▶ WHAT THE EXERCISE ASKS
Identify the lines in the data below that contain "Carton" and give only how many there are.

◆ ◆ ◆ ◆

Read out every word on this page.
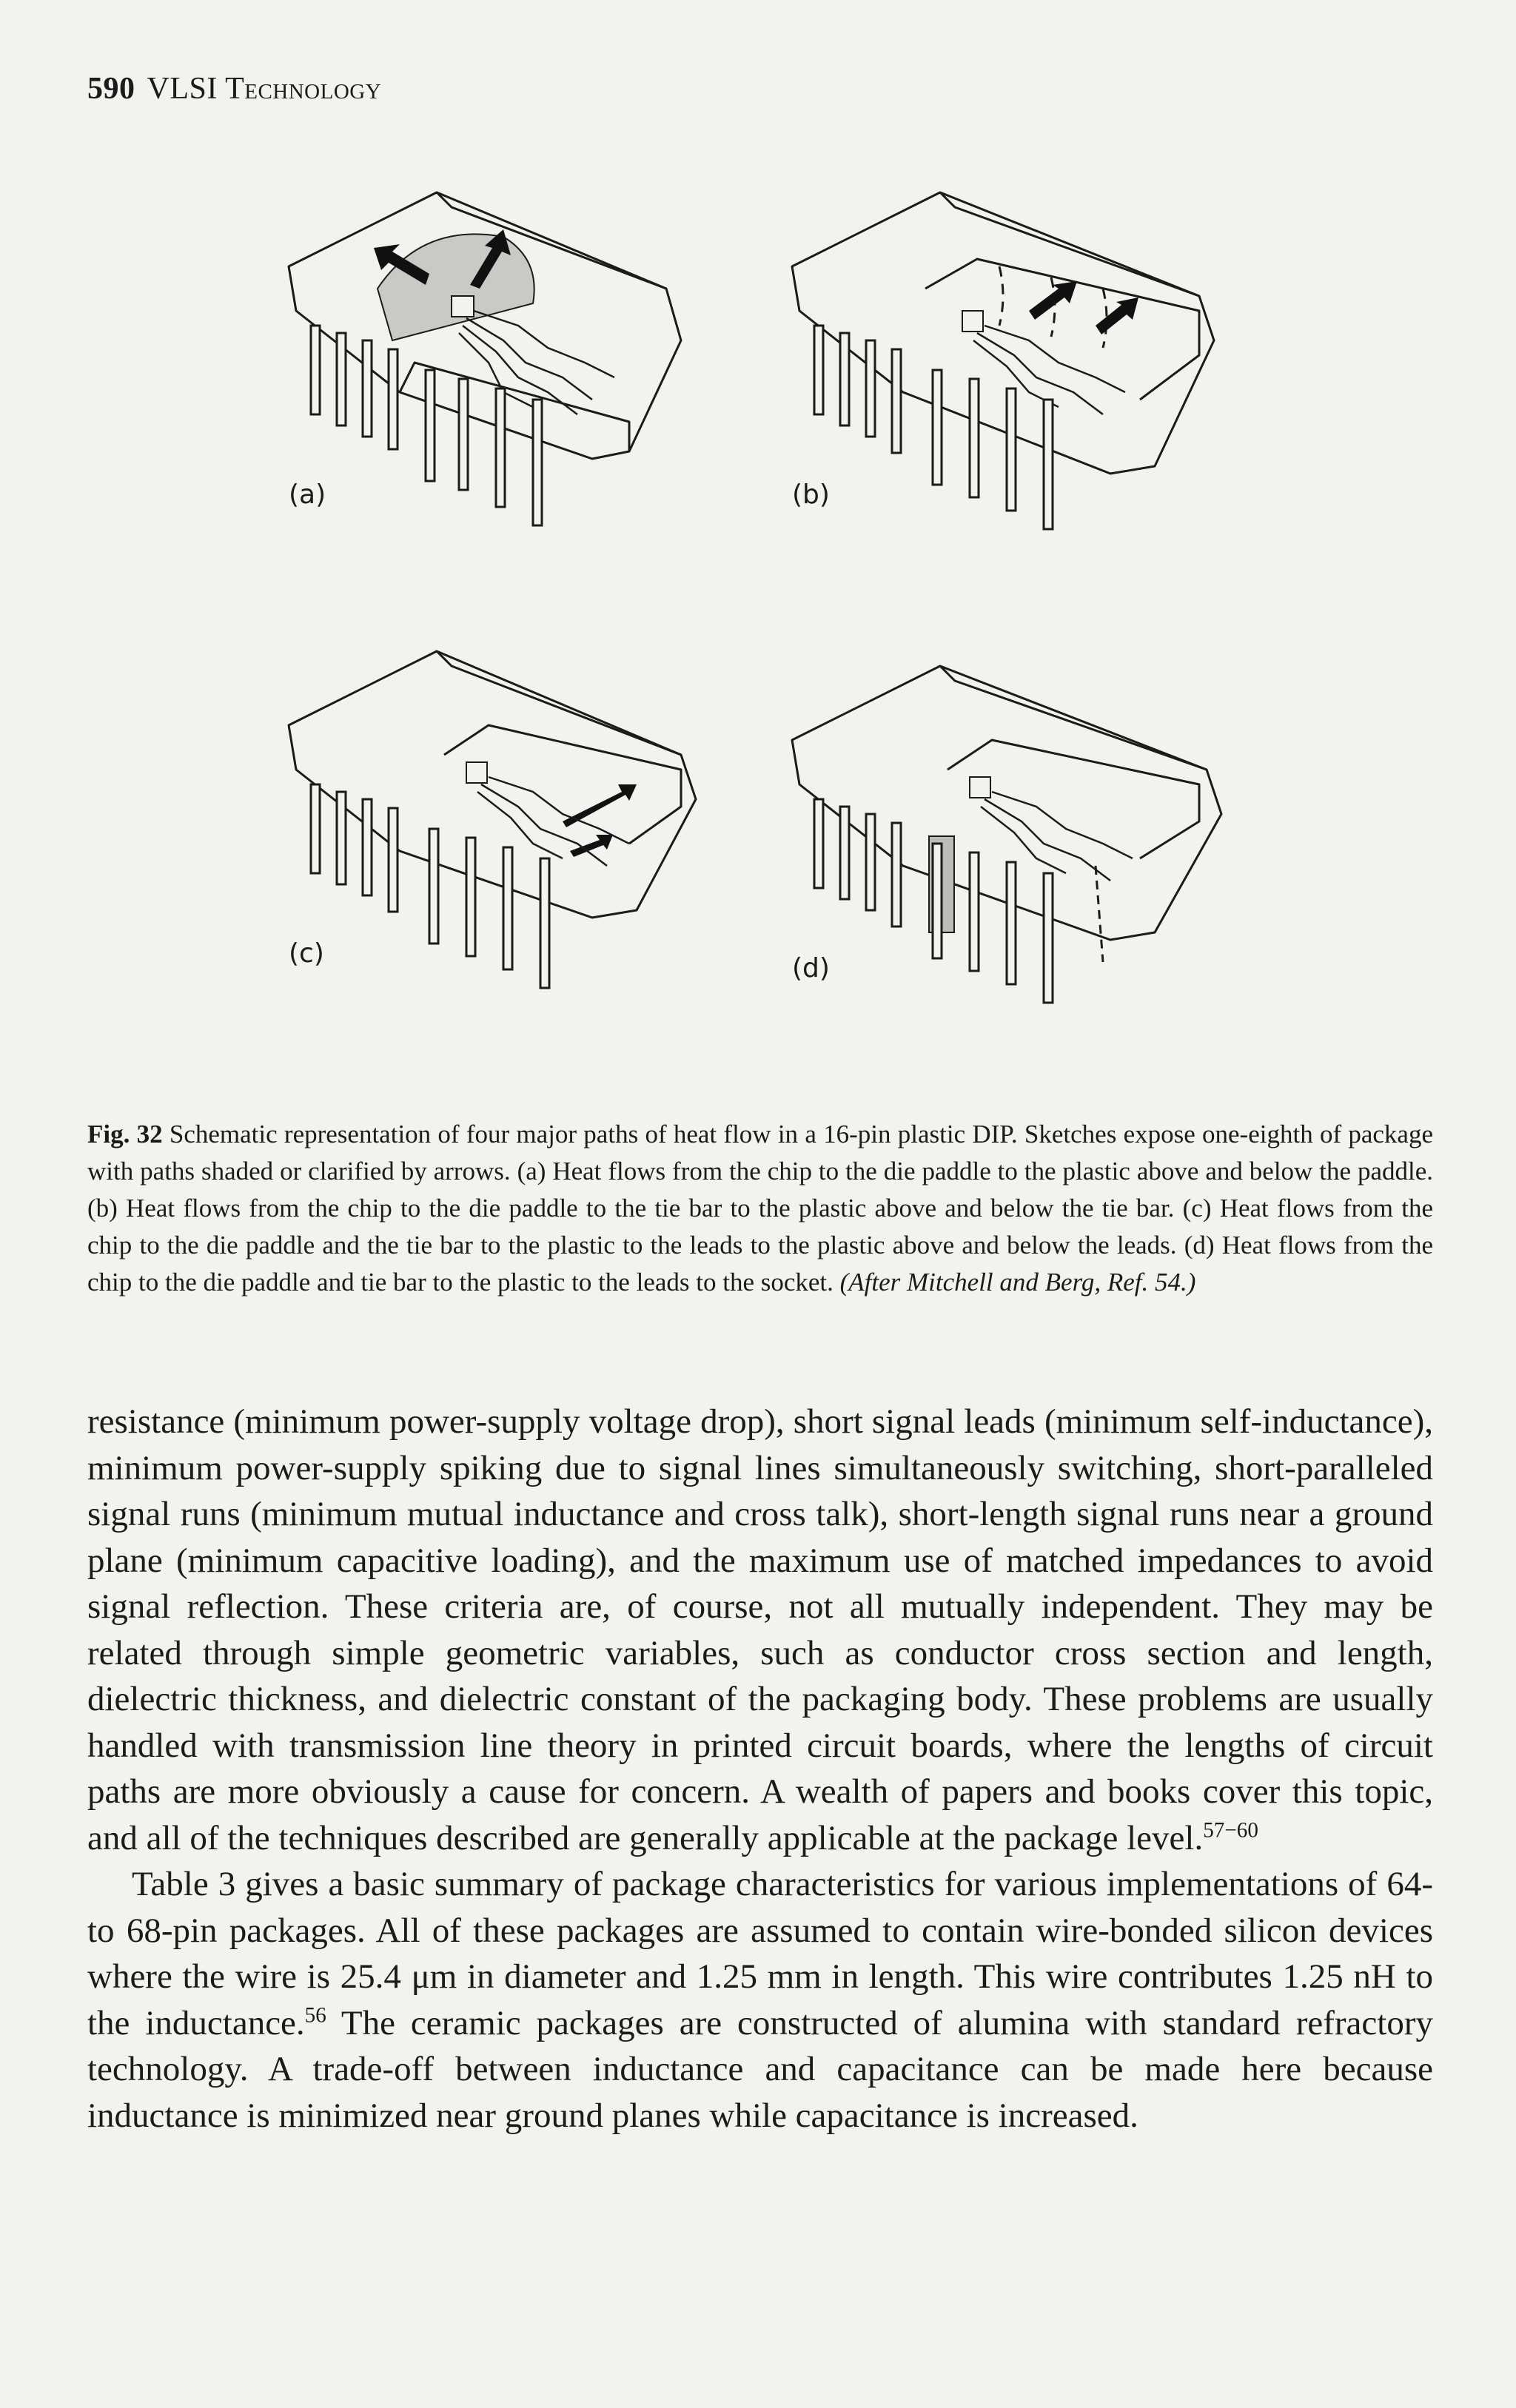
590 VLSI Technology
(a)	(b)
(c)	(d)
Fig. 32 Schematic representation of four major paths of heat flow in a 16-pin plastic DIP. Sketches expose one-eighth of package with paths shaded or clarified by arrows. (a) Heat flows from the chip to the die paddle to the plastic above and below the paddle. (b) Heat flows from the chip to the die paddle to the tie bar to the plastic above and below the tie bar. (c) Heat flows from the chip to the die paddle and the tie bar to the plastic to the leads to the plastic above and below the leads. (d) Heat flows from the chip to the die paddle and tie bar to the plastic to the leads to the socket. (After Mitchell and Berg, Ref. 54.)

resistance (minimum power-supply voltage drop), short signal leads (minimum self-inductance), minimum power-supply spiking due to signal lines simultaneously switching, short-paralleled signal runs (minimum mutual inductance and cross talk), short-length signal runs near a ground plane (minimum capacitive loading), and the maximum use of matched impedances to avoid signal reflection. These criteria are, of course, not all mutually independent. They may be related through simple geometric variables, such as conductor cross section and length, dielectric thickness, and dielectric constant of the packaging body. These problems are usually handled with transmission line theory in printed circuit boards, where the lengths of circuit paths are more obviously a cause for concern. A wealth of papers and books cover this topic, and all of the techniques described are generally applicable at the package level.$^{57-60}$

Table 3 gives a basic summary of package characteristics for various implementations of 64- to 68-pin packages. All of these packages are assumed to contain wire-bonded silicon devices where the wire is 25.4 μm in diameter and 1.25 mm in length. This wire contributes 1.25 nH to the inductance.$^{56}$ The ceramic packages are constructed of alumina with standard refractory technology. A trade-off between inductance and capacitance can be made here because inductance is minimized near ground planes while capacitance is increased.
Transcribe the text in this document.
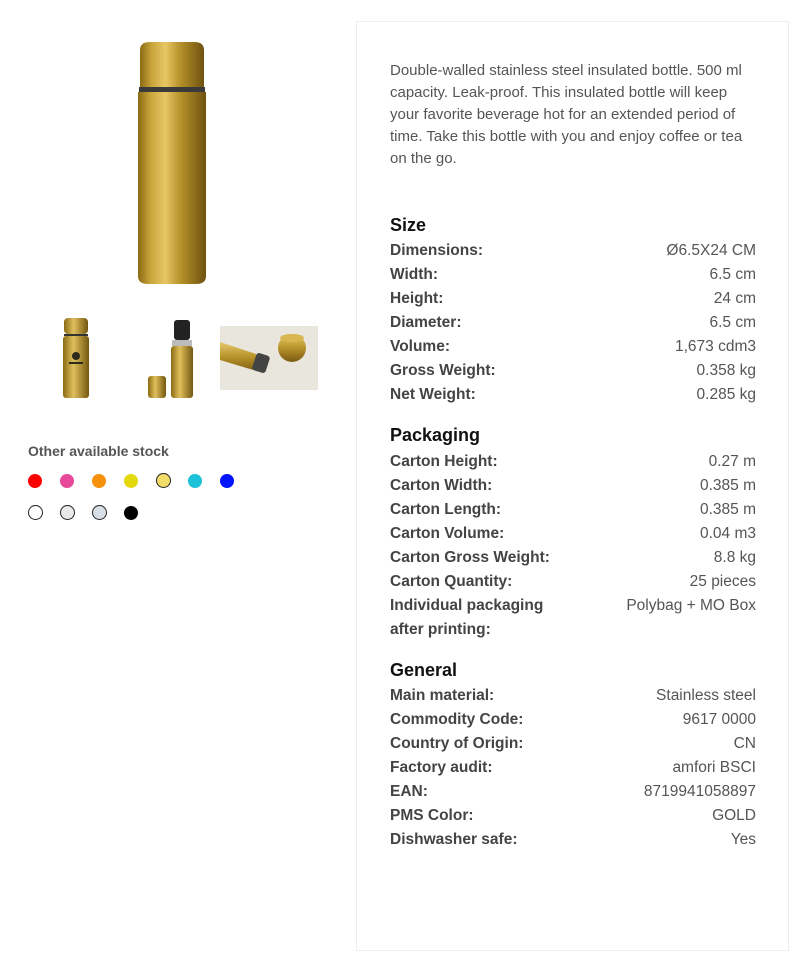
Other available stock
Double-walled stainless steel insulated bottle. 500 ml capacity. Leak-proof. This insulated bottle will keep your favorite beverage hot for an extended period of time. Take this bottle with you and enjoy coffee or tea on the go.
Size
Dimensions:	Ø6.5X24 CM
Width:	6.5 cm
Height:	24 cm
Diameter:	6.5 cm
Volume:	1,673 cdm3
Gross Weight:	0.358 kg
Net Weight:	0.285 kg
Packaging
Carton Height:	0.27 m
Carton Width:	0.385 m
Carton Length:	0.385 m
Carton Volume:	0.04 m3
Carton Gross Weight:	8.8 kg
Carton Quantity:	25 pieces
Individual packaging after printing:
Polybag + MO Box
General
Main material:	Stainless steel
Commodity Code:	9617 0000
Country of Origin:	CN
Factory audit:	amfori BSCI
EAN:	8719941058897
PMS Color:	GOLD
Dishwasher safe:	Yes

◆ ◆ ◆ ◆

▶ EXERCISE SOLUTION
6